- _Task instructions_:
Output all lines exactly.

━━━ Working data

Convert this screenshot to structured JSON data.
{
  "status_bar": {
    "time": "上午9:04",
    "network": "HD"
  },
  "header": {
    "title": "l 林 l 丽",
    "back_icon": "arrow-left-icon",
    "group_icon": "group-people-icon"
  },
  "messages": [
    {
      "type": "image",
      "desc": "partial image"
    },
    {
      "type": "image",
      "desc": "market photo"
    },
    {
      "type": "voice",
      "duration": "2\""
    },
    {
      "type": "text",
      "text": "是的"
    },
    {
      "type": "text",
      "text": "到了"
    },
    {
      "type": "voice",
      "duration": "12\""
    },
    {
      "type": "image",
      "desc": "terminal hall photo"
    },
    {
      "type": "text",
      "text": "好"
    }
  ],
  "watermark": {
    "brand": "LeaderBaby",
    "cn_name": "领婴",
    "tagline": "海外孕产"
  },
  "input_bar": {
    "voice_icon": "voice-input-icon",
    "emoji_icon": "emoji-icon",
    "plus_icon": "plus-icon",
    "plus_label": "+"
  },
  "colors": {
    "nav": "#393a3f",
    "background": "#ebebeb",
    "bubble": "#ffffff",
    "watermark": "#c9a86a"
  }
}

━━━━━━

- _Answer to this problem_:
Convert this screenshot to structured JSON data.
{
  "status_bar": {
    "time": "上午9:04",
    "network": "HD"
  },
  "header": {
    "title": "l 林 l 丽",
    "back_icon": "arrow-left-icon",
    "group_icon": "group-people-icon"
  },
  "messages": [
    {
      "type": "image",
      "desc": "partial image"
    },
    {
      "type": "image",
      "desc": "market photo"
    },
    {
      "type": "voice",
      "duration": "2\""
    },
    {
      "type": "text",
      "text": "是的"
    },
    {
      "type": "text",
      "text": "到了"
    },
    {
      "type": "voice",
      "duration": "12\""
    },
    {
      "type": "image",
      "desc": "terminal hall photo"
    },
    {
      "type": "text",
      "text": "好"
    }
  ],
  "watermark": {
    "brand": "LeaderBaby",
    "cn_name": "领婴",
    "tagline": "海外孕产"
  },
  "input_bar": {
    "voice_icon": "voice-input-icon",
    "emoji_icon": "emoji-icon",
    "plus_icon": "plus-icon",
    "plus_label": "+"
  },
  "colors": {
    "nav": "#393a3f",
    "background": "#ebebeb",
    "bubble": "#ffffff",
    "watermark": "#c9a86a"
  }
}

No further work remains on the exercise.